Reproduce every line of the records below verbatim, with nothing altered or left out.

>> begin LISTED ENTRIES

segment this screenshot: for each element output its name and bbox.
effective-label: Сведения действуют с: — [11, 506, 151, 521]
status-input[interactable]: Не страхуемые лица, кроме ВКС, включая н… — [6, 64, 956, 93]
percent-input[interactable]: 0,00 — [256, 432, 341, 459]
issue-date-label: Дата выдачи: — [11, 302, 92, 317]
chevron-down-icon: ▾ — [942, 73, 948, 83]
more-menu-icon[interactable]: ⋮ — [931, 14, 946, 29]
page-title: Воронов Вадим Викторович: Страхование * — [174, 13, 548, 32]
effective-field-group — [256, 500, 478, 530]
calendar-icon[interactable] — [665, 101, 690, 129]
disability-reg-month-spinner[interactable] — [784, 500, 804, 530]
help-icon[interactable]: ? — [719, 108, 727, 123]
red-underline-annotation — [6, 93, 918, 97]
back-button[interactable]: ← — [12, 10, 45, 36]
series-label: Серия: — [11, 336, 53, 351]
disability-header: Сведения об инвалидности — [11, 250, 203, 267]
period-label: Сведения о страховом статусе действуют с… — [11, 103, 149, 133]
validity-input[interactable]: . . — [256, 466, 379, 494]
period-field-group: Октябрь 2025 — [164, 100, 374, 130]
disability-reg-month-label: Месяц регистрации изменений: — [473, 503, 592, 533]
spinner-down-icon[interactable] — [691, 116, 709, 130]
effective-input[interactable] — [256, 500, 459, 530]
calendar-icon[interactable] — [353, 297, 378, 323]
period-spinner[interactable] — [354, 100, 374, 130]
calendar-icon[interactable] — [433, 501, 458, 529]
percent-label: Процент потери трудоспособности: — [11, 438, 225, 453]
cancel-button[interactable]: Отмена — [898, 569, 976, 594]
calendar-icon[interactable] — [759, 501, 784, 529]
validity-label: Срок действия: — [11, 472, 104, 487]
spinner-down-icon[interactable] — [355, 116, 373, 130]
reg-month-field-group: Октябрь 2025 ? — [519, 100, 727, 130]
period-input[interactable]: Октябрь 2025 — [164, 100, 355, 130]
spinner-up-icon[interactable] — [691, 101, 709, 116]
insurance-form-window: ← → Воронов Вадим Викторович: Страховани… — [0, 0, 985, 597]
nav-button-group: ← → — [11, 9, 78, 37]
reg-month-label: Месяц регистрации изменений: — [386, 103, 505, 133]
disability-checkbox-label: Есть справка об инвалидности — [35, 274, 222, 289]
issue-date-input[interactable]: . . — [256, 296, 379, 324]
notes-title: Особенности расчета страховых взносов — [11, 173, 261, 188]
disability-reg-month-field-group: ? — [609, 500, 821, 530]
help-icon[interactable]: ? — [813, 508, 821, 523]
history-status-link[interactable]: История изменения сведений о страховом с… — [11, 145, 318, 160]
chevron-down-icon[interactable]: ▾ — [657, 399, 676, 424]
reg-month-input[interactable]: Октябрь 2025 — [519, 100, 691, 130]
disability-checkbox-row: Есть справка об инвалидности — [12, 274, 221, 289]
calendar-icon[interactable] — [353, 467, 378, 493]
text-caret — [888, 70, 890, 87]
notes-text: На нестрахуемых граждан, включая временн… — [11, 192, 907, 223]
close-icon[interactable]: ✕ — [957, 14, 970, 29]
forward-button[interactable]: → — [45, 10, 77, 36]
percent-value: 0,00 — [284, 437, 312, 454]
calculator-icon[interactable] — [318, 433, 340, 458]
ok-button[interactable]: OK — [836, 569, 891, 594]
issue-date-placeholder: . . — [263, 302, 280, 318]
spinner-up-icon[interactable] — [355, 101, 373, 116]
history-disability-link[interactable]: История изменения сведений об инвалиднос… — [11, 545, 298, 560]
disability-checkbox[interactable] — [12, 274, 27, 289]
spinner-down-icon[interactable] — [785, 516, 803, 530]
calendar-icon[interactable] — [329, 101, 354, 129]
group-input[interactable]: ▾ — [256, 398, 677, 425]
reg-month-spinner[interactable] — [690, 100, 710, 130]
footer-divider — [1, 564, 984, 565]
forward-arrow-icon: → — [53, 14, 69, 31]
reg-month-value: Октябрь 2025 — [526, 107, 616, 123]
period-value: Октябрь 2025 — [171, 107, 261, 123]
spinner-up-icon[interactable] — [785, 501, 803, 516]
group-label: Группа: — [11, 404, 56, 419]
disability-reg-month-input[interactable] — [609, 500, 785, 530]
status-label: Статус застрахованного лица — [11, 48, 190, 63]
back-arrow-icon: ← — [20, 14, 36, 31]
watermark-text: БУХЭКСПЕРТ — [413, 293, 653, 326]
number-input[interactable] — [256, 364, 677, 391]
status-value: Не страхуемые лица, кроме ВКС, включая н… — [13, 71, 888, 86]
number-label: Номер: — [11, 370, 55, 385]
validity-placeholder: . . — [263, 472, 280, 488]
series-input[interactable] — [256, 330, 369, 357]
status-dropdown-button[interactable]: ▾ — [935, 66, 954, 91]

>> end LISTED ENTRIES

## EXERCISE SOLUTION
segment this screenshot: for each element output its name and bbox.
effective-label: Сведения действуют с: — [11, 506, 151, 521]
status-input[interactable]: Не страхуемые лица, кроме ВКС, включая н… — [6, 64, 956, 93]
percent-input[interactable]: 0,00 — [256, 432, 341, 459]
issue-date-label: Дата выдачи: — [11, 302, 92, 317]
chevron-down-icon: ▾ — [942, 73, 948, 83]
more-menu-icon[interactable]: ⋮ — [931, 14, 946, 29]
page-title: Воронов Вадим Викторович: Страхование * — [174, 13, 548, 32]
effective-field-group — [256, 500, 478, 530]
calendar-icon[interactable] — [665, 101, 690, 129]
disability-reg-month-spinner[interactable] — [784, 500, 804, 530]
help-icon[interactable]: ? — [719, 108, 727, 123]
red-underline-annotation — [6, 93, 918, 97]
back-button[interactable]: ← — [12, 10, 45, 36]
series-label: Серия: — [11, 336, 53, 351]
disability-header: Сведения об инвалидности — [11, 250, 203, 267]
period-label: Сведения о страховом статусе действуют с… — [11, 103, 149, 133]
validity-input[interactable]: . . — [256, 466, 379, 494]
period-field-group: Октябрь 2025 — [164, 100, 374, 130]
disability-reg-month-label: Месяц регистрации изменений: — [473, 503, 592, 533]
spinner-down-icon[interactable] — [691, 116, 709, 130]
effective-input[interactable] — [256, 500, 459, 530]
calendar-icon[interactable] — [353, 297, 378, 323]
period-spinner[interactable] — [354, 100, 374, 130]
calendar-icon[interactable] — [433, 501, 458, 529]
percent-label: Процент потери трудоспособности: — [11, 438, 225, 453]
cancel-button[interactable]: Отмена — [898, 569, 976, 594]
calendar-icon[interactable] — [759, 501, 784, 529]
validity-label: Срок действия: — [11, 472, 104, 487]
spinner-down-icon[interactable] — [355, 116, 373, 130]
reg-month-field-group: Октябрь 2025 ? — [519, 100, 727, 130]
period-input[interactable]: Октябрь 2025 — [164, 100, 355, 130]
spinner-up-icon[interactable] — [691, 101, 709, 116]
insurance-form-window: ← → Воронов Вадим Викторович: Страховани… — [0, 0, 985, 597]
nav-button-group: ← → — [11, 9, 78, 37]
reg-month-label: Месяц регистрации изменений: — [386, 103, 505, 133]
disability-checkbox-label: Есть справка об инвалидности — [35, 274, 222, 289]
issue-date-input[interactable]: . . — [256, 296, 379, 324]
notes-title: Особенности расчета страховых взносов — [11, 173, 261, 188]
disability-reg-month-field-group: ? — [609, 500, 821, 530]
help-icon[interactable]: ? — [813, 508, 821, 523]
history-status-link[interactable]: История изменения сведений о страховом с… — [11, 145, 318, 160]
chevron-down-icon[interactable]: ▾ — [657, 399, 676, 424]
reg-month-input[interactable]: Октябрь 2025 — [519, 100, 691, 130]
disability-checkbox-row: Есть справка об инвалидности — [12, 274, 221, 289]
calendar-icon[interactable] — [353, 467, 378, 493]
text-caret — [888, 70, 890, 87]
notes-text: На нестрахуемых граждан, включая временн… — [11, 192, 907, 223]
close-icon[interactable]: ✕ — [957, 14, 970, 29]
forward-button[interactable]: → — [45, 10, 77, 36]
percent-value: 0,00 — [284, 437, 312, 454]
calculator-icon[interactable] — [318, 433, 340, 458]
ok-button[interactable]: OK — [836, 569, 891, 594]
issue-date-placeholder: . . — [263, 302, 280, 318]
spinner-up-icon[interactable] — [355, 101, 373, 116]
history-disability-link[interactable]: История изменения сведений об инвалиднос… — [11, 545, 298, 560]
disability-checkbox[interactable] — [12, 274, 27, 289]
spinner-down-icon[interactable] — [785, 516, 803, 530]
calendar-icon[interactable] — [329, 101, 354, 129]
group-input[interactable]: ▾ — [256, 398, 677, 425]
reg-month-spinner[interactable] — [690, 100, 710, 130]
footer-divider — [1, 564, 984, 565]
forward-arrow-icon: → — [53, 14, 69, 31]
reg-month-value: Октябрь 2025 — [526, 107, 616, 123]
period-value: Октябрь 2025 — [171, 107, 261, 123]
spinner-up-icon[interactable] — [785, 501, 803, 516]
group-label: Группа: — [11, 404, 56, 419]
disability-reg-month-input[interactable] — [609, 500, 785, 530]
status-label: Статус застрахованного лица — [11, 48, 190, 63]
back-arrow-icon: ← — [20, 14, 36, 31]
watermark-text: БУХЭКСПЕРТ — [413, 293, 653, 326]
number-input[interactable] — [256, 364, 677, 391]
status-value: Не страхуемые лица, кроме ВКС, включая н… — [13, 71, 888, 86]
number-label: Номер: — [11, 370, 55, 385]
validity-placeholder: . . — [263, 472, 280, 488]
series-input[interactable] — [256, 330, 369, 357]
status-dropdown-button[interactable]: ▾ — [935, 66, 954, 91]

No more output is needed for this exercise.